**To be done:** Every entry that follows needs to be repeated exactly.

## START Entries supplied

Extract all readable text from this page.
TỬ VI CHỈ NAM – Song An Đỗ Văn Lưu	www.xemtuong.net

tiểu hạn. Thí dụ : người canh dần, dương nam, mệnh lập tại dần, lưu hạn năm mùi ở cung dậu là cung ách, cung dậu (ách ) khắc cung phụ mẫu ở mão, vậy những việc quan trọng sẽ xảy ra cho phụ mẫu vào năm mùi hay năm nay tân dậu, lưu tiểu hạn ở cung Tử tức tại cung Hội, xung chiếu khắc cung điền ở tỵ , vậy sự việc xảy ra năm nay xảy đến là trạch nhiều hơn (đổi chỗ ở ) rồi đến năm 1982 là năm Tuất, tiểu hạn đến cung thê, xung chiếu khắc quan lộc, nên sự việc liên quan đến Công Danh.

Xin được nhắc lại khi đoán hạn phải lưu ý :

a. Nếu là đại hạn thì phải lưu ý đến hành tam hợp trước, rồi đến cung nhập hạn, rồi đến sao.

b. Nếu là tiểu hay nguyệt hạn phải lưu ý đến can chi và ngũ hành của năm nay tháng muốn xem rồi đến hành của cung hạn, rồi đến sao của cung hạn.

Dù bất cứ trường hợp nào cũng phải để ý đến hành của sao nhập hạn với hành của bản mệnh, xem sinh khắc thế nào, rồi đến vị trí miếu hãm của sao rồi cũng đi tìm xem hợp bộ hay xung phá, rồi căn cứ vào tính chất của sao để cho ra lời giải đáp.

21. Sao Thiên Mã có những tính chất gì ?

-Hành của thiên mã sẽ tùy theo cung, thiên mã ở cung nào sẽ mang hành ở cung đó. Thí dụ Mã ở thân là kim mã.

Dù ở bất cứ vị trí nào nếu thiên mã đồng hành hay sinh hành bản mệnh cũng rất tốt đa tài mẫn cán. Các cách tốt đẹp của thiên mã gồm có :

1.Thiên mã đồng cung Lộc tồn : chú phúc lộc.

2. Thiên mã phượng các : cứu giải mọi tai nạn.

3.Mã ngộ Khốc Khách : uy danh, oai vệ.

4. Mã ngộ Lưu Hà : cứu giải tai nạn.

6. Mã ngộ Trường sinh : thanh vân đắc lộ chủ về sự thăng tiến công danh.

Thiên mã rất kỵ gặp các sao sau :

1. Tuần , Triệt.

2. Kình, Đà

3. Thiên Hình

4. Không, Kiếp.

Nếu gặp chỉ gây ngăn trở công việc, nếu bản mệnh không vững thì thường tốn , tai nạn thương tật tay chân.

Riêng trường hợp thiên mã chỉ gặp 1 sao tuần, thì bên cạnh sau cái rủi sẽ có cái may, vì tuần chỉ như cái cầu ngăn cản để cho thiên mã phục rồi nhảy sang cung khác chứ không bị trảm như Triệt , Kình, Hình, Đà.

## END Entries supplied

**Output below:**
Extract all readable text from this page.
TỬ VI CHỈ NAM – Song An Đỗ Văn Lưu	www.xemtuong.net

tiểu hạn. Thí dụ : người canh dần, dương nam, mệnh lập tại dần, lưu hạn năm mùi ở cung dậu là cung ách, cung dậu (ách ) khắc cung phụ mẫu ở mão, vậy những việc quan trọng sẽ xảy ra cho phụ mẫu vào năm mùi hay năm nay tân dậu, lưu tiểu hạn ở cung Tử tức tại cung Hội, xung chiếu khắc cung điền ở tỵ , vậy sự việc xảy ra năm nay xảy đến là trạch nhiều hơn (đổi chỗ ở ) rồi đến năm 1982 là năm Tuất, tiểu hạn đến cung thê, xung chiếu khắc quan lộc, nên sự việc liên quan đến Công Danh.

Xin được nhắc lại khi đoán hạn phải lưu ý :

a. Nếu là đại hạn thì phải lưu ý đến hành tam hợp trước, rồi đến cung nhập hạn, rồi đến sao.

b. Nếu là tiểu hay nguyệt hạn phải lưu ý đến can chi và ngũ hành của năm nay tháng muốn xem rồi đến hành của cung hạn, rồi đến sao của cung hạn.

Dù bất cứ trường hợp nào cũng phải để ý đến hành của sao nhập hạn với hành của bản mệnh, xem sinh khắc thế nào, rồi đến vị trí miếu hãm của sao rồi cũng đi tìm xem hợp bộ hay xung phá, rồi căn cứ vào tính chất của sao để cho ra lời giải đáp.

21. Sao Thiên Mã có những tính chất gì ?

-Hành của thiên mã sẽ tùy theo cung, thiên mã ở cung nào sẽ mang hành ở cung đó. Thí dụ Mã ở thân là kim mã.

Dù ở bất cứ vị trí nào nếu thiên mã đồng hành hay sinh hành bản mệnh cũng rất tốt đa tài mẫn cán. Các cách tốt đẹp của thiên mã gồm có :

1.Thiên mã đồng cung Lộc tồn : chú phúc lộc.

2. Thiên mã phượng các : cứu giải mọi tai nạn.

3.Mã ngộ Khốc Khách : uy danh, oai vệ.

4. Mã ngộ Lưu Hà : cứu giải tai nạn.

6. Mã ngộ Trường sinh : thanh vân đắc lộ chủ về sự thăng tiến công danh.

Thiên mã rất kỵ gặp các sao sau :

1. Tuần , Triệt.

2. Kình, Đà

3. Thiên Hình

4. Không, Kiếp.

Nếu gặp chỉ gây ngăn trở công việc, nếu bản mệnh không vững thì thường tốn , tai nạn thương tật tay chân.

Riêng trường hợp thiên mã chỉ gặp 1 sao tuần, thì bên cạnh sau cái rủi sẽ có cái may, vì tuần chỉ như cái cầu ngăn cản để cho thiên mã phục rồi nhảy sang cung khác chứ không bị trảm như Triệt , Kình, Hình, Đà.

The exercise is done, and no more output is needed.